The aerial views of Lisbon are worth booking a window seat for. Thick patches of green, strips of terracotta roof, golden sand and twinkling blues as the Atlantic Ocean meets the Tagus River. Just glimpsed through the clouds, the 25 de Abril suspension bridge and a replica of Christ the Redeemer makes it feel like you’re flying down to Rio and San Francisco simultaneously. At ground level, it’s not quite as breathtaking, initially. The twenty minute drive from Lisbon airport to the city centre is nothing special; lots of tired looking buildings, the odd Metro station – the usual outer city limits scenes. Then every now and again a glimmer of beauty in a building dressed head to toe in colourful ceramic tiles, offering a taste of what’s to be found further inside.
The façade of the Pousada de Lisboa is a vibrant vision of bright custard and icing sugar, a colour scheme reminiscent of the lip-smacking, sweet, egg-y treats found in the city’s bakeries and cafes. Its grandeur is emphasised by the connecting triumphal Rua Augusta Arch (built to commemorate the devastating earthquake of 1755) and the impeccably-maintained, 35,000 sq ft Praca do Comercio (Sqaure of Commerce), which stretches across to the river.
The Pousada de Lisboa, one of the Small Leading Hotels of the World and part of the Pestana de Portugal portfolio of Monument and Historic Hotels, opened in May 2015 and feels anything but new or small inside. 90 rooms, split into five categories, range from the relatively compact, but very comfortable, Classic, with modern design features such as glass cube bathrooms looking out to the rest of the room, to the 110 sq m, 18th century wood-panelled, Dom Perignon Suite. The public areas of this former Ministry of City Affairs are all long wide corridors and high ceilings with regal-toned carpets, marble floors, and plentiful plaster and cornice detailing. A partnership with the city museum makes it a hotel worth having a proper explore in, with various statues, paintings and artefacts on loan to add interest to every corner.
Old melds with new very well here, from the grand, duck egg blue and gold gilded Noble Salon, which looks like the setting of a period drama dance, to the modern, boxy spa with hammock chairs and swimming pool with retractable roof. A breakfast buffet of pastries, cold meats and the like is served in an impressive mosaic-floored courtyard, below a vertiginous glass ceiling, which also retracts in warmer months, and under the watchful eyes of the portraits that make up a replica of the St Vincent Panel. Everywhere you sit in this hotel, there’s something interesting to look at.

Image element box records
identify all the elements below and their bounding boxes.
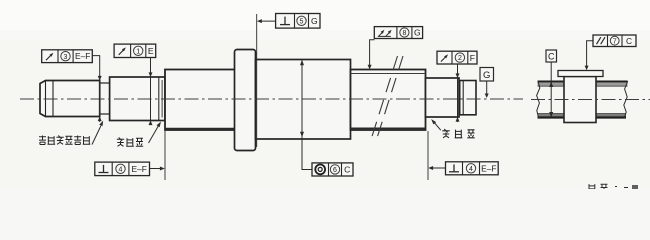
leader from frame 8 to screw surface: [368, 40, 375, 70]
label "component mounting area" (bujian anzhuang buwei): [39, 136, 90, 145]
leader arrow from right support label to right journal: [431, 119, 441, 130]
nut flange disc: [235, 50, 256, 151]
feature control frame 6: concentricity, (6), C: [312, 163, 353, 176]
detail centerline: [531, 99, 650, 101]
svg-text:7: 7: [613, 38, 617, 45]
svg-text:C: C: [548, 52, 555, 62]
clipped caption "unit: mm" bottom right: [588, 184, 638, 192]
svg-text:G: G: [483, 70, 490, 81]
svg-text:C: C: [344, 165, 350, 175]
detail shaft right break line: [624, 81, 628, 118]
svg-text:E–F: E–F: [75, 51, 90, 61]
leader arrow from frame 5 to flange face extension line: [257, 14, 276, 147]
svg-text:C: C: [626, 36, 632, 46]
svg-text:4: 4: [119, 166, 123, 173]
svg-text:5: 5: [300, 18, 304, 25]
detail view shaft (right): [538, 82, 628, 118]
svg-text:3: 3: [64, 54, 68, 61]
detail nut block: [564, 77, 596, 123]
screw body right segment: [351, 70, 426, 131]
long-break marks across screw body: [372, 56, 404, 138]
detail nut mounting plate: [558, 71, 603, 77]
feature control frame 5: perpendicularity, (5), G: [276, 14, 320, 29]
feature control frame 3: circular runout, (3), E-F: [42, 50, 93, 63]
label "support point" right: [442, 129, 474, 138]
leader from left frame 4 to shoulder extension line: [150, 131, 166, 180]
feature control frame 4 right: perpendicularity, (4), E-F: [446, 162, 499, 175]
leader from frame 6 with diameter arrows on nut body: [300, 60, 312, 170]
svg-text:G: G: [311, 16, 318, 26]
shaft journal 1 (component mounting journal, left end with chamfer): [40, 81, 100, 117]
feature control frame 2: circular runout, (2), F: [437, 51, 477, 64]
groove between journal 1 and journal 2: [100, 83, 110, 114]
nut body: [256, 60, 351, 140]
right end stub: [460, 81, 476, 115]
label "support point" left (zhichengdian): [117, 138, 143, 147]
leader from frame 3 with diameter arrows on journal 1: [92, 56, 101, 122]
svg-text:E–F: E–F: [132, 164, 147, 174]
leader from right frame 4 to shoulder extension line: [428, 131, 446, 180]
svg-text:2: 2: [458, 55, 462, 62]
detail shaft left break line: [537, 81, 540, 118]
leader arrow from label to journal 1: [92, 121, 103, 145]
screw body left segment: [165, 70, 236, 131]
shaft journal 2 (left support journal): [110, 77, 165, 121]
feature control frame 7: parallelism, (7), C: [593, 35, 636, 47]
feature control frame 8: total runout, (8), G: [374, 27, 422, 39]
leader arrow from left support label to journal 2: [149, 122, 162, 143]
svg-text:8: 8: [402, 30, 406, 37]
leader from frame 1 with diameter arrows on journal 2: [149, 58, 153, 126]
svg-text:6: 6: [333, 167, 337, 174]
datum G box with leader to centerline: [480, 68, 494, 99]
svg-text:F: F: [470, 53, 475, 63]
leader from frame 7 to nut mounting plate: [585, 41, 593, 70]
svg-text:G: G: [414, 28, 421, 38]
svg-text:1: 1: [136, 48, 140, 55]
right support journal: [426, 78, 460, 117]
svg-text:4: 4: [469, 166, 473, 173]
main centerline: [20, 98, 523, 100]
feature control frame 1: circular runout, (1), E: [114, 44, 156, 57]
feature control frame 4 left: perpendicularity, (4), E-F: [95, 162, 150, 176]
datum C box with diameter arrows on detail shaft: [546, 50, 557, 118]
svg-text:E–F: E–F: [481, 163, 496, 173]
leader from frame 2 with diameter arrows on right journal: [456, 64, 460, 122]
svg-text:E: E: [148, 46, 154, 56]
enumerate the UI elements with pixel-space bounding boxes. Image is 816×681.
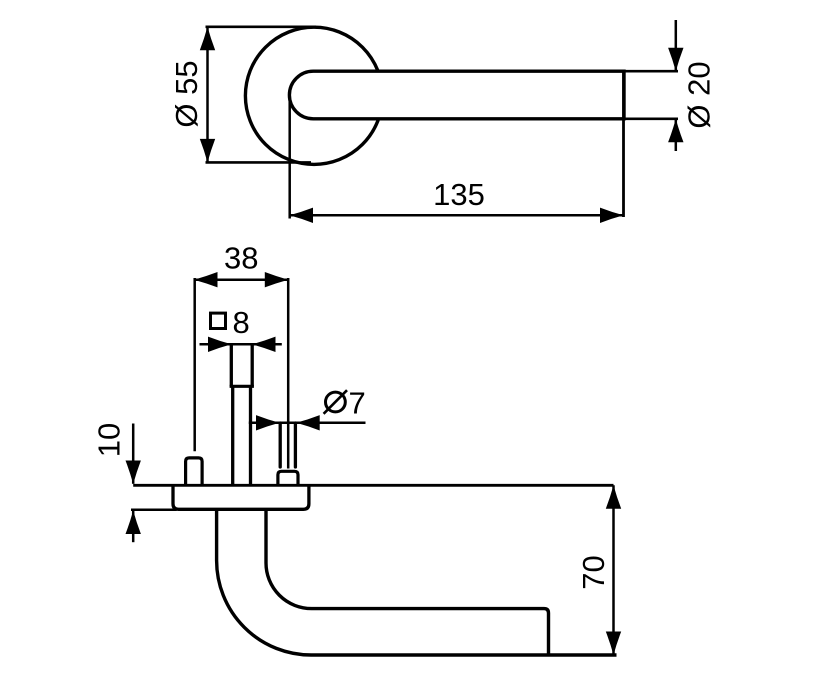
handle neck inner line and grip top edge [266,509,549,655]
svg-text:7: 7 [349,386,366,421]
door face line [133,484,613,487]
rose plate (side view, 10mm thick) [173,485,309,509]
Ø20 top extension line (bar top edge extended) [624,70,678,73]
dimension Ø20 arrows [668,20,683,151]
135 left extension line (from bar cap) [288,98,291,219]
135 right extension line (bar end) [622,71,625,217]
dimension Ø7 line with inward arrows [249,415,366,430]
svg-text:38: 38 [224,241,258,276]
spindle (8mm square bar), upper part [230,344,254,386]
10 bottom extension line (plate underside) [131,509,177,512]
square symbol for spindle [211,313,226,328]
svg-text:135: 135 [433,177,485,212]
dimension 8 line with inward arrows [200,337,282,352]
dimension 10: lower arrow [126,511,141,543]
dimension label 8 [233,305,250,340]
dimension Ø55 dimension line with arrows [200,27,215,163]
38 left extension line [193,278,196,451]
lever bar (stadium, covers circle) [289,71,624,119]
svg-text:Ø 20: Ø 20 [682,61,717,128]
dimension label 10 [91,423,126,457]
dimension label 135 [433,177,485,212]
handle neck outer line and grip bottom edge [217,509,617,655]
dimension 10: upper arrow [126,424,141,485]
dimension label 38 [224,241,258,276]
spindle lower part [233,386,251,485]
svg-text:70: 70 [576,555,611,589]
svg-text:8: 8 [233,305,250,340]
fixing screw head [278,471,298,485]
38 right extension line (screw centre line) [287,278,290,469]
svg-text:Ø 55: Ø 55 [169,60,204,127]
dimension label 70 [576,555,611,589]
dimension Ø55 bottom extension line [206,161,312,164]
dimension 135 line with arrows [290,208,624,223]
left locating pin [186,458,203,485]
dimension 70 line with arrows [606,485,621,655]
dimension Ø55 top extension line [206,25,317,28]
svg-text:10: 10 [91,423,126,457]
Ø20 bottom extension line (bar bottom edge extended) [624,118,678,121]
dimension label Ø 55 [169,60,204,127]
dimension label Ø 20 [682,61,717,128]
dimension label Ø7 [324,386,366,421]
fixing screw shaft lines (Ø7) [280,423,295,467]
dimension 38 line with arrows [194,272,288,287]
rose circle (Ø55) [245,27,382,164]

Tasks for this exercise:
1) From the Pousada de Lisboa text, list the features it names for the public areas of the former Ministry of City Affairs.
2) According to the Pousada de Lisboa text, why is the hotel worth exploring properly?
3) Reproduce a passage from the Pousada de Lisboa text: begin at the words "The Pousada de Lisboa, one" and stop after "to every corner.".
Rely only on the Pousada de Lisboa text to complete these.

Outputs by task:
1)
- Long wide corridors
- High ceilings
- Regal-toned carpets
- Marble floors
- Plentiful plaster and cornice detailing

2) The hotel has a partnership with the city museum. Through it, various statues, paintings and artefacts are on loan, adding interest to every corner.

3)
The Pousada de Lisboa, one of the Small Leading Hotels of the World and part of the Pestana de Portugal portfolio of Monument and Historic Hotels, opened in May 2015 and feels anything but new or small inside. 90 rooms, split into five categories, range from the relatively compact, but very comfortable, Classic, with modern design features such as glass cube bathrooms looking out to the rest of the room, to the 110 sq m, 18th century wood-panelled, Dom Perignon Suite. The public areas of this former Ministry of City Affairs are all long wide corridors and high ceilings with regal-toned carpets, marble floors, and plentiful plaster and cornice detailing. A partnership with the city museum makes it a hotel worth having a proper explore in, with various statues, paintings and artefacts on loan to add interest to every corner.